_Do this_: Copy down all of the data underneath, exactly as shown.

_Dataset extract_:
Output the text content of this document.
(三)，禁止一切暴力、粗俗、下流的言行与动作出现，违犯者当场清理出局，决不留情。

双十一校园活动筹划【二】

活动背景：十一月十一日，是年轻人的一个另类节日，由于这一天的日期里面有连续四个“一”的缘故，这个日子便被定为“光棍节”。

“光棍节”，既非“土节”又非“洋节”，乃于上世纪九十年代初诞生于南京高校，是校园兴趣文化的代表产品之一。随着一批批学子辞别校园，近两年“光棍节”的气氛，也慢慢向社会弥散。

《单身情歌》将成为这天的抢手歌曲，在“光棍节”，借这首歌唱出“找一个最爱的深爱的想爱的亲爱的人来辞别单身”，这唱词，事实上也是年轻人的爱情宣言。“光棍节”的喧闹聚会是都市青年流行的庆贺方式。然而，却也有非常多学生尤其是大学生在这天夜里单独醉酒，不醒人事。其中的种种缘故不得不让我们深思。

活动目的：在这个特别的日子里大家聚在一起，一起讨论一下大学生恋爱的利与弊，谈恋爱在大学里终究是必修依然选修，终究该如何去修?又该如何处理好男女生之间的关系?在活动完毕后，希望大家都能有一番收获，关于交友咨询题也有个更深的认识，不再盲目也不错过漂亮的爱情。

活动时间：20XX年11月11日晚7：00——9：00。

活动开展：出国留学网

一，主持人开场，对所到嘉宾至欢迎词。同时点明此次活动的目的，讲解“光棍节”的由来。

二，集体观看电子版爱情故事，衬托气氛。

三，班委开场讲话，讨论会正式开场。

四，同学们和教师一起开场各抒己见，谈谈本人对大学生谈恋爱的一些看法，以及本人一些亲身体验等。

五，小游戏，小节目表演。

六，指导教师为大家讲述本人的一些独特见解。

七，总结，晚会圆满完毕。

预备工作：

_The completed task_:
Output the text content of this document.
(三)，禁止一切暴力、粗俗、下流的言行与动作出现，违犯者当场清理出局，决不留情。

双十一校园活动筹划【二】

活动背景：十一月十一日，是年轻人的一个另类节日，由于这一天的日期里面有连续四个“一”的缘故，这个日子便被定为“光棍节”。

“光棍节”，既非“土节”又非“洋节”，乃于上世纪九十年代初诞生于南京高校，是校园兴趣文化的代表产品之一。随着一批批学子辞别校园，近两年“光棍节”的气氛，也慢慢向社会弥散。

《单身情歌》将成为这天的抢手歌曲，在“光棍节”，借这首歌唱出“找一个最爱的深爱的想爱的亲爱的人来辞别单身”，这唱词，事实上也是年轻人的爱情宣言。“光棍节”的喧闹聚会是都市青年流行的庆贺方式。然而，却也有非常多学生尤其是大学生在这天夜里单独醉酒，不醒人事。其中的种种缘故不得不让我们深思。

活动目的：在这个特别的日子里大家聚在一起，一起讨论一下大学生恋爱的利与弊，谈恋爱在大学里终究是必修依然选修，终究该如何去修?又该如何处理好男女生之间的关系?在活动完毕后，希望大家都能有一番收获，关于交友咨询题也有个更深的认识，不再盲目也不错过漂亮的爱情。

活动时间：20XX年11月11日晚7：00——9：00。

活动开展：出国留学网

一，主持人开场，对所到嘉宾至欢迎词。同时点明此次活动的目的，讲解“光棍节”的由来。

二，集体观看电子版爱情故事，衬托气氛。

三，班委开场讲话，讨论会正式开场。

四，同学们和教师一起开场各抒己见，谈谈本人对大学生谈恋爱的一些看法，以及本人一些亲身体验等。

五，小游戏，小节目表演。

六，指导教师为大家讲述本人的一些独特见解。

七，总结，晚会圆满完毕。

预备工作：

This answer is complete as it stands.